## begin

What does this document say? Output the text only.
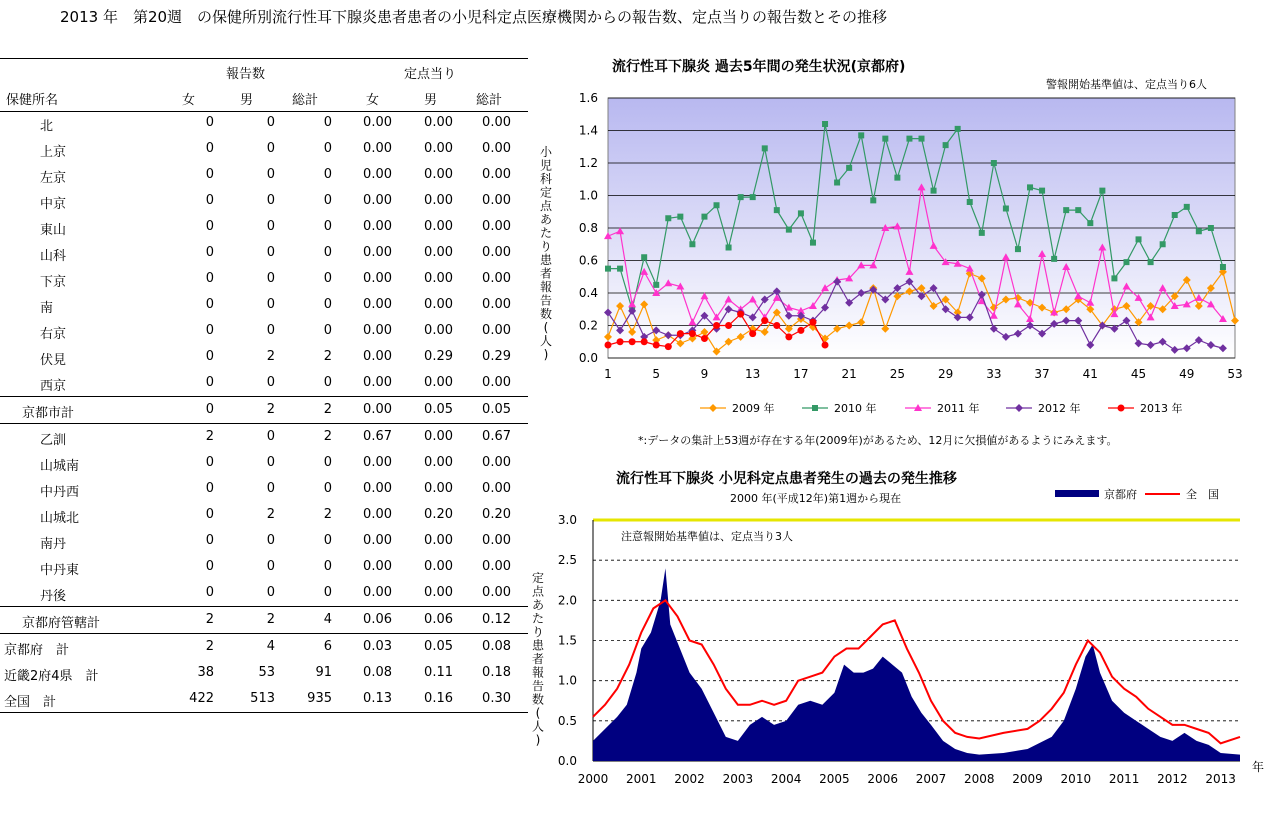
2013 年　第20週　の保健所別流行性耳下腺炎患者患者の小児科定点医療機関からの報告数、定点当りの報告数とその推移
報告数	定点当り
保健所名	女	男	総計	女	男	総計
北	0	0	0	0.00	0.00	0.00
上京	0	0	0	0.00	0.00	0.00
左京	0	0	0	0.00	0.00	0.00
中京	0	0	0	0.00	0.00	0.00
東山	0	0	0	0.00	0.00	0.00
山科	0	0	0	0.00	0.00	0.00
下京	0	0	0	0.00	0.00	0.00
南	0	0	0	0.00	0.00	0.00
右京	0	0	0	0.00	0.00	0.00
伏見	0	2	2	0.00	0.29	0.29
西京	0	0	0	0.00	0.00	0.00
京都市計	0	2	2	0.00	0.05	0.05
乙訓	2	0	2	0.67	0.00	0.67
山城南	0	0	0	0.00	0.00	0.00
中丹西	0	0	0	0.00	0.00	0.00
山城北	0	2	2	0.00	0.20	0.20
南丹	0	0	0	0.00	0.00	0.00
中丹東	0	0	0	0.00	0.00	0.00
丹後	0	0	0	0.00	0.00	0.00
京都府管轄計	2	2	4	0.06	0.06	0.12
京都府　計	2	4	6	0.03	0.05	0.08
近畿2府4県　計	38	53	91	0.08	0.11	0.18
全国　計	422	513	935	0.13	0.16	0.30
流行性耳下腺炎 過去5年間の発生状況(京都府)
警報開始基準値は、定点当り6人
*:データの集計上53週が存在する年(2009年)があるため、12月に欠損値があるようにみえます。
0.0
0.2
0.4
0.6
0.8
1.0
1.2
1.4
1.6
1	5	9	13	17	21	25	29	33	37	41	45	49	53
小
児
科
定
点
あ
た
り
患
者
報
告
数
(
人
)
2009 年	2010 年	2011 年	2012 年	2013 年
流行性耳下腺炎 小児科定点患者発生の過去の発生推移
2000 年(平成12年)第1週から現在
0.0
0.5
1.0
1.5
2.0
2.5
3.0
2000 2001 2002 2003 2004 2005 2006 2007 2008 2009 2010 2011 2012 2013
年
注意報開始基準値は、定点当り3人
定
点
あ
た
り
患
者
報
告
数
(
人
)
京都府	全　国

## end

• _Exercise instructions_
Give every line above again exactly, with no pictures.

• _Result for this task_
What does this document say? Output the text only.
2013 年　第20週　の保健所別流行性耳下腺炎患者患者の小児科定点医療機関からの報告数、定点当りの報告数とその推移
報告数	定点当り
保健所名	女	男	総計	女	男	総計
北	0	0	0	0.00	0.00	0.00
上京	0	0	0	0.00	0.00	0.00
左京	0	0	0	0.00	0.00	0.00
中京	0	0	0	0.00	0.00	0.00
東山	0	0	0	0.00	0.00	0.00
山科	0	0	0	0.00	0.00	0.00
下京	0	0	0	0.00	0.00	0.00
南	0	0	0	0.00	0.00	0.00
右京	0	0	0	0.00	0.00	0.00
伏見	0	2	2	0.00	0.29	0.29
西京	0	0	0	0.00	0.00	0.00
京都市計	0	2	2	0.00	0.05	0.05
乙訓	2	0	2	0.67	0.00	0.67
山城南	0	0	0	0.00	0.00	0.00
中丹西	0	0	0	0.00	0.00	0.00
山城北	0	2	2	0.00	0.20	0.20
南丹	0	0	0	0.00	0.00	0.00
中丹東	0	0	0	0.00	0.00	0.00
丹後	0	0	0	0.00	0.00	0.00
京都府管轄計	2	2	4	0.06	0.06	0.12
京都府　計	2	4	6	0.03	0.05	0.08
近畿2府4県　計	38	53	91	0.08	0.11	0.18
全国　計	422	513	935	0.13	0.16	0.30
流行性耳下腺炎 過去5年間の発生状況(京都府)
警報開始基準値は、定点当り6人
*:データの集計上53週が存在する年(2009年)があるため、12月に欠損値があるようにみえます。
0.0
0.2
0.4
0.6
0.8
1.0
1.2
1.4
1.6
1	5	9	13	17	21	25	29	33	37	41	45	49	53
小
児
科
定
点
あ
た
り
患
者
報
告
数
(
人
)
2009 年	2010 年	2011 年	2012 年	2013 年
流行性耳下腺炎 小児科定点患者発生の過去の発生推移
2000 年(平成12年)第1週から現在
0.0
0.5
1.0
1.5
2.0
2.5
3.0
2000 2001 2002 2003 2004 2005 2006 2007 2008 2009 2010 2011 2012 2013
年
注意報開始基準値は、定点当り3人
定
点
あ
た
り
患
者
報
告
数
(
人
)
京都府	全　国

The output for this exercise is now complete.